Aim of the task:
Check every line below for the string "text", and copy the lines that contain it.

(Entries taken from a collection)

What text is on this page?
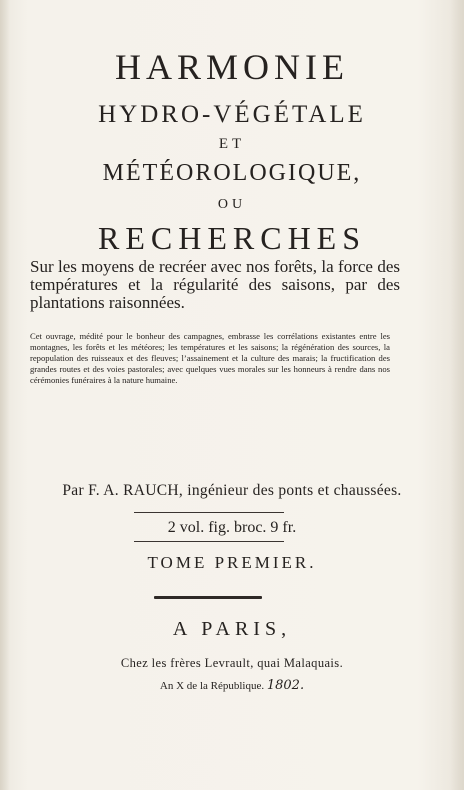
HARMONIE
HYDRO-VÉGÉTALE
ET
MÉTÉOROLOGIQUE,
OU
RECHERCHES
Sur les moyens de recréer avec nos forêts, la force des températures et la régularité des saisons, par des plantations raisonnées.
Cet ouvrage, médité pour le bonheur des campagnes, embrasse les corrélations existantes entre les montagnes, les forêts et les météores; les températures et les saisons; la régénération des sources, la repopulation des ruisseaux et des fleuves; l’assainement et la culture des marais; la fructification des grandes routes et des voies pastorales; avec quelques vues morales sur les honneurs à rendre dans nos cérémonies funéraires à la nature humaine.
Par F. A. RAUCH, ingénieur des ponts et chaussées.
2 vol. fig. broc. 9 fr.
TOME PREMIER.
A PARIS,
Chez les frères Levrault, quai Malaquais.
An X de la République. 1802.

--

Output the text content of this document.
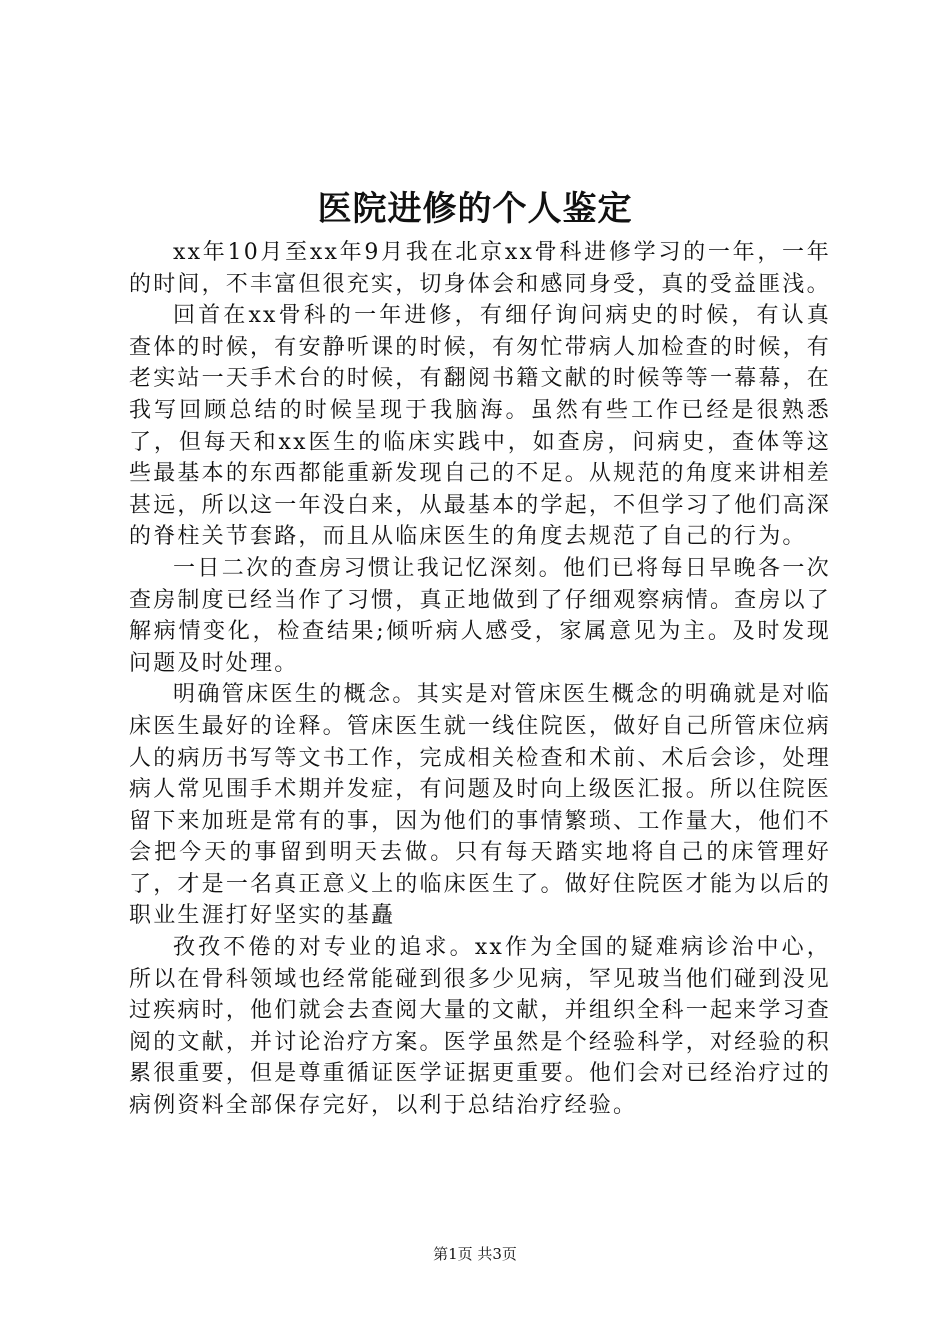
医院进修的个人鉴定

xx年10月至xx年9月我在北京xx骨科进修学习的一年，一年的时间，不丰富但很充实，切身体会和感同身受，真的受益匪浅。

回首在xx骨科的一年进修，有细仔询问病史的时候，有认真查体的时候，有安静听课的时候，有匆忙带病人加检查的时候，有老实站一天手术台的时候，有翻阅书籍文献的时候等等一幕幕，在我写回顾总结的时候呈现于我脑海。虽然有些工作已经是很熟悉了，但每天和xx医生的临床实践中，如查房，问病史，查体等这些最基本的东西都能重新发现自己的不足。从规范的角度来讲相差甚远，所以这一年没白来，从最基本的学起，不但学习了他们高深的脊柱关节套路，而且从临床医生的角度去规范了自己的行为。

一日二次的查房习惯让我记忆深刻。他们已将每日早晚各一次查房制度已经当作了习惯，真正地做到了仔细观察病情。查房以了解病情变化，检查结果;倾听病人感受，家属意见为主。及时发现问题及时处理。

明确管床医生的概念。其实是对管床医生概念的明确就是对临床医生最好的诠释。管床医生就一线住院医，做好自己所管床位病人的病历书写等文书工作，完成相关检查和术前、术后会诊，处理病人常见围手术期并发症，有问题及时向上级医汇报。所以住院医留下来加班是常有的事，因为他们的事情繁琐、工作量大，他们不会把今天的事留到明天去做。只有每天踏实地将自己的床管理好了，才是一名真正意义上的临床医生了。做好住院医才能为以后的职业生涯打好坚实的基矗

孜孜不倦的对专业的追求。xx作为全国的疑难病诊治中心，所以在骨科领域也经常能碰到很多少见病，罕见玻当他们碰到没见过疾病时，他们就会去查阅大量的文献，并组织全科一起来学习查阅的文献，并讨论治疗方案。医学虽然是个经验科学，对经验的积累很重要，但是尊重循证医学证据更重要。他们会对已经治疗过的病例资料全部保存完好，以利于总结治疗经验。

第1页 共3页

Complete answer:
What text is on this page?
Output the text content of this document.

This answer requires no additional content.